POLECENIA
[1] Odpowiedz na podstawie tekstu źródłowego:
(a) Jakie zmiany Naczelna Rada Lekarska oceniła negatywnie?
(b) Na jaki okres lekarze nie powinni podpisywać kontraktów na wystawianie recept na leki refundowane?
(c) Co według samorządu lekarskiego oznacza podpisywanie umów w proponowanym kształcie?
[2] Przepisz dokładnie wiersze wykazu od pierwszego aż do wiersza z „text-line: trunke, un” włącznie.

TEKST ŹRÓDŁOWY

|---|

Lekarze nie odpuszczają
Treść
Naczelna Rada Lekarska negatywnie oceniła zmiany w ustawie refundacyjnej. Skrytykowała też kwestie dotyczące karania lekarzy, które przeniesiono do umów zawieranych z Narodowym Funduszem Zdrowia. Rada zaapelowała do lekarzy prowadzących praktyki prywatne oraz do świadczeniodawców, którzy świadczą usługi lecznicze, aby nie podpisywali kontraktów na drugie półrocze 2012 r. dotyczących wystawiania recept na leki refundowane. Rada zaapelowała też do świadczeniodawców o wypowiadanie zawartych już umów. W ocenie samorządu lekarskiego, podpisywanie umów w proponowanym kształcie oznacza całkowite oddanie się pod władzę kontrolerów NFZ.

|---|

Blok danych
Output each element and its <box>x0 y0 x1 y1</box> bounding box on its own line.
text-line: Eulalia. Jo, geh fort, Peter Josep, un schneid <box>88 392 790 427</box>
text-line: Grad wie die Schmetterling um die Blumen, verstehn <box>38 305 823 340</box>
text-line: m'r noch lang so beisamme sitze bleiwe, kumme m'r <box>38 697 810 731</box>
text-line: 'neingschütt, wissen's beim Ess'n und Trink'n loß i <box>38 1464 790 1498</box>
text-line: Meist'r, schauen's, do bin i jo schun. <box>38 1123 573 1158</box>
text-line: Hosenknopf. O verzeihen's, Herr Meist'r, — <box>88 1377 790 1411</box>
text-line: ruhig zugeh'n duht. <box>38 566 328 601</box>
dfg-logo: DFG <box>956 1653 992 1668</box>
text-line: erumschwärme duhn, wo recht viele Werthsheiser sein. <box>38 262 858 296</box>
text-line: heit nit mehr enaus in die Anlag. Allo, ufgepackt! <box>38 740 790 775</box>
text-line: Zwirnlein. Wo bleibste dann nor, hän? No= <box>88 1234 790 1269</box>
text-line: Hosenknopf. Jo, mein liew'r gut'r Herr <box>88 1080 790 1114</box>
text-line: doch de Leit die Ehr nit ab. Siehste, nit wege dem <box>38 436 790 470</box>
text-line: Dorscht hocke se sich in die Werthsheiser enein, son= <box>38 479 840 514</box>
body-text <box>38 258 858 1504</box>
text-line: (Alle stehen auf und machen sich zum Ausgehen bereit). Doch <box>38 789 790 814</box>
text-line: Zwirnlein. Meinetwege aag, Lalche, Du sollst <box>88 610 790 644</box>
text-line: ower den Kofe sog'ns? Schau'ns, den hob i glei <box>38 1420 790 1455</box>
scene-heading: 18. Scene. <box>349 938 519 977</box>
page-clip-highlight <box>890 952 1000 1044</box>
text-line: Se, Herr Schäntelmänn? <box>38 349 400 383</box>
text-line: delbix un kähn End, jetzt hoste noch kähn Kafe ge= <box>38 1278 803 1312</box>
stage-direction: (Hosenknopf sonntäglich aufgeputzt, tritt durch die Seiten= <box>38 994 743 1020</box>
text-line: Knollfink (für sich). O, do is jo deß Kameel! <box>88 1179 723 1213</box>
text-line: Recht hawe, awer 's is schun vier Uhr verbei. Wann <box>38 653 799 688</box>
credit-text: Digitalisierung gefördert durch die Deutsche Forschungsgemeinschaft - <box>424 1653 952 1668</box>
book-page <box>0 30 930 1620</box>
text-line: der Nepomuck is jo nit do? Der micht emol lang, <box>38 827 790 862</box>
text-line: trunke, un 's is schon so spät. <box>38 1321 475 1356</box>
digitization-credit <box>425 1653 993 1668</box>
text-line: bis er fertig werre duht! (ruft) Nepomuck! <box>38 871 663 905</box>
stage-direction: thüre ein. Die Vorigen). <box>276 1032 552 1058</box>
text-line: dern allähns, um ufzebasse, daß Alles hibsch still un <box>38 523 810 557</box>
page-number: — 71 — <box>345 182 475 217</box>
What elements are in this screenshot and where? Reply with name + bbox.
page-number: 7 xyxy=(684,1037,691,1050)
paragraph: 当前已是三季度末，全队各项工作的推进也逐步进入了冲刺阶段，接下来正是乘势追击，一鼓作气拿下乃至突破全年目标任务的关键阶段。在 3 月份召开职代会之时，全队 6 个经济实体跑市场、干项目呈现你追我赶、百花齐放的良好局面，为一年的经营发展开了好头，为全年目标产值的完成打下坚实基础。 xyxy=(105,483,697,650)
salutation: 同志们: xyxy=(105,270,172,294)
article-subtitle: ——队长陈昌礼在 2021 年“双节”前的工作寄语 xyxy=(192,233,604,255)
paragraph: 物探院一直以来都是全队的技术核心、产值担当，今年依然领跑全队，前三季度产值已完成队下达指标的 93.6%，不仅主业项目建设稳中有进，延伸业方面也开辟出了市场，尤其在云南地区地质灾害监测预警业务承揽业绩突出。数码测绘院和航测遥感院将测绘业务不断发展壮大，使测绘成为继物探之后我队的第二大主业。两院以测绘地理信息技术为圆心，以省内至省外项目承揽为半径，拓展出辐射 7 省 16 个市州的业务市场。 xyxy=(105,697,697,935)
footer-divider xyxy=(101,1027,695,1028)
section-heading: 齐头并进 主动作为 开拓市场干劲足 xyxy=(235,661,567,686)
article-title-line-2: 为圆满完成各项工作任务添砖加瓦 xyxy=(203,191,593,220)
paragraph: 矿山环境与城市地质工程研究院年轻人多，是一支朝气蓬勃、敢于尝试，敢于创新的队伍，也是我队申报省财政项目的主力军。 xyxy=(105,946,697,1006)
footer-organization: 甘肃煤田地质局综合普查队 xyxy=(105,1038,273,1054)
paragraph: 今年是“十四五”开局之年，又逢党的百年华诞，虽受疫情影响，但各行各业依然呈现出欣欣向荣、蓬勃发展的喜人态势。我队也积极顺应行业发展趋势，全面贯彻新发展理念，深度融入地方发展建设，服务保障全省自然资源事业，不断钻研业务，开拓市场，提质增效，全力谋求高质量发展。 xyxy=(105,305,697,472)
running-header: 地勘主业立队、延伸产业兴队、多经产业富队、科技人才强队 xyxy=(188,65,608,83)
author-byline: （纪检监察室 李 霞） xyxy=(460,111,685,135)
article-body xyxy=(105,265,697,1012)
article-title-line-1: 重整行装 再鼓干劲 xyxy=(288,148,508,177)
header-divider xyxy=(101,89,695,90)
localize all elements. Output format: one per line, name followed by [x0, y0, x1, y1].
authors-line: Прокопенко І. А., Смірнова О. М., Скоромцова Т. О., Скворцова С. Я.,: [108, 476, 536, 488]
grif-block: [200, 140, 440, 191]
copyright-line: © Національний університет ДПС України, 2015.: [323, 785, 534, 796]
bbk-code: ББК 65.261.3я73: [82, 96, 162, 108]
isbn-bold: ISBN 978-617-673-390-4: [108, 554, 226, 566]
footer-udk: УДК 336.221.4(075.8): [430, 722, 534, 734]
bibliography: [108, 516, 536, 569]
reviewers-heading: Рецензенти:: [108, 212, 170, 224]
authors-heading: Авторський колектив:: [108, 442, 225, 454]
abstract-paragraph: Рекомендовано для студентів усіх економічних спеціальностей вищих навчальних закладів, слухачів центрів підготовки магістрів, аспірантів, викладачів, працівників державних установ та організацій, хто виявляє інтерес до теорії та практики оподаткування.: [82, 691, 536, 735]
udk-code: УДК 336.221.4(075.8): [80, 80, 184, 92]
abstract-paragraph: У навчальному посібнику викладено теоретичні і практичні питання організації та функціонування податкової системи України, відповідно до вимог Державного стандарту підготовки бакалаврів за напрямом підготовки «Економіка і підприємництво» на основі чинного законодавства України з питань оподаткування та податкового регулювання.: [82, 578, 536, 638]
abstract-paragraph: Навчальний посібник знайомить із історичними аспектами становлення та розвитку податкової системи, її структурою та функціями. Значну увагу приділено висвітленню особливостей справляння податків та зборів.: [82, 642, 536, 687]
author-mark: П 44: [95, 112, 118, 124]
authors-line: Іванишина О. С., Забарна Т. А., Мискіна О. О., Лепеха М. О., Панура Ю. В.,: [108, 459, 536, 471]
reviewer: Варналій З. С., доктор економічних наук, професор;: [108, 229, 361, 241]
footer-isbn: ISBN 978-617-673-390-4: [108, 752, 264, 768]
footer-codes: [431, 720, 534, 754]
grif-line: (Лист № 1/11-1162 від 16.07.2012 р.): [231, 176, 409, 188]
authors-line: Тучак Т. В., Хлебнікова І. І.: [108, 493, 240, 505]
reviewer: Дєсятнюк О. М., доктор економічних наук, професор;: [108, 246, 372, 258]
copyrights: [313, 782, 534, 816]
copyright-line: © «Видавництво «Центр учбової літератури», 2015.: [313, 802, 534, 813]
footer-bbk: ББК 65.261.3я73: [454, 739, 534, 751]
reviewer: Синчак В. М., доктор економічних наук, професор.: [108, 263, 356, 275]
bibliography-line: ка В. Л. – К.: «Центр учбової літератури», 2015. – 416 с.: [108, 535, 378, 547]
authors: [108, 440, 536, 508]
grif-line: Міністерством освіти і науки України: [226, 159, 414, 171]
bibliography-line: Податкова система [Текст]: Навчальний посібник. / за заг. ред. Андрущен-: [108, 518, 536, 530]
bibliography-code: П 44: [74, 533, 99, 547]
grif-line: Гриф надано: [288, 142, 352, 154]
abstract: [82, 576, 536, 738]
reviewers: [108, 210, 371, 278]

|---|

ODPOWIEDZI
[1]
(a) Zmiany w ustawie refundacyjnej.
(b) Na drugie półrocze 2012 r.
(c) Całkowite oddanie się pod władzę kontrolerów NFZ.

[2]
Output each element and its <box>x0 y0 x1 y1</box> bounding box on its own line.
text-line: Eulalia. Jo, geh fort, Peter Josep, un schneid <box>88 392 790 427</box>
text-line: Grad wie die Schmetterling um die Blumen, verstehn <box>38 305 823 340</box>
text-line: m'r noch lang so beisamme sitze bleiwe, kumme m'r <box>38 697 810 731</box>
text-line: 'neingschütt, wissen's beim Ess'n und Trink'n loß i <box>38 1464 790 1498</box>
text-line: Meist'r, schauen's, do bin i jo schun. <box>38 1123 573 1158</box>
text-line: Hosenknopf. O verzeihen's, Herr Meist'r, — <box>88 1377 790 1411</box>
text-line: ruhig zugeh'n duht. <box>38 566 328 601</box>
dfg-logo: DFG <box>956 1653 992 1668</box>
text-line: erumschwärme duhn, wo recht viele Werthsheiser sein. <box>38 262 858 296</box>
text-line: heit nit mehr enaus in die Anlag. Allo, ufgepackt! <box>38 740 790 775</box>
text-line: Zwirnlein. Wo bleibste dann nor, hän? No= <box>88 1234 790 1269</box>
text-line: Hosenknopf. Jo, mein liew'r gut'r Herr <box>88 1080 790 1114</box>
text-line: doch de Leit die Ehr nit ab. Siehste, nit wege dem <box>38 436 790 470</box>
text-line: Dorscht hocke se sich in die Werthsheiser enein, son= <box>38 479 840 514</box>
body-text <box>38 258 858 1504</box>
text-line: (Alle stehen auf und machen sich zum Ausgehen bereit). Doch <box>38 789 790 814</box>
text-line: Zwirnlein. Meinetwege aag, Lalche, Du sollst <box>88 610 790 644</box>
text-line: ower den Kofe sog'ns? Schau'ns, den hob i glei <box>38 1420 790 1455</box>
scene-heading: 18. Scene. <box>349 938 519 977</box>
page-clip-highlight <box>890 952 1000 1044</box>
text-line: Se, Herr Schäntelmänn? <box>38 349 400 383</box>
text-line: delbix un kähn End, jetzt hoste noch kähn Kafe ge= <box>38 1278 803 1312</box>
stage-direction: (Hosenknopf sonntäglich aufgeputzt, tritt durch die Seiten= <box>38 994 743 1020</box>
text-line: Knollfink (für sich). O, do is jo deß Kameel! <box>88 1179 723 1213</box>
text-line: Recht hawe, awer 's is schun vier Uhr verbei. Wann <box>38 653 799 688</box>
credit-text: Digitalisierung gefördert durch die Deutsche Forschungsgemeinschaft - <box>424 1653 952 1668</box>
book-page <box>0 30 930 1620</box>
text-line: der Nepomuck is jo nit do? Der micht emol lang, <box>38 827 790 862</box>
text-line: trunke, un 's is schon so spät. <box>38 1321 475 1356</box>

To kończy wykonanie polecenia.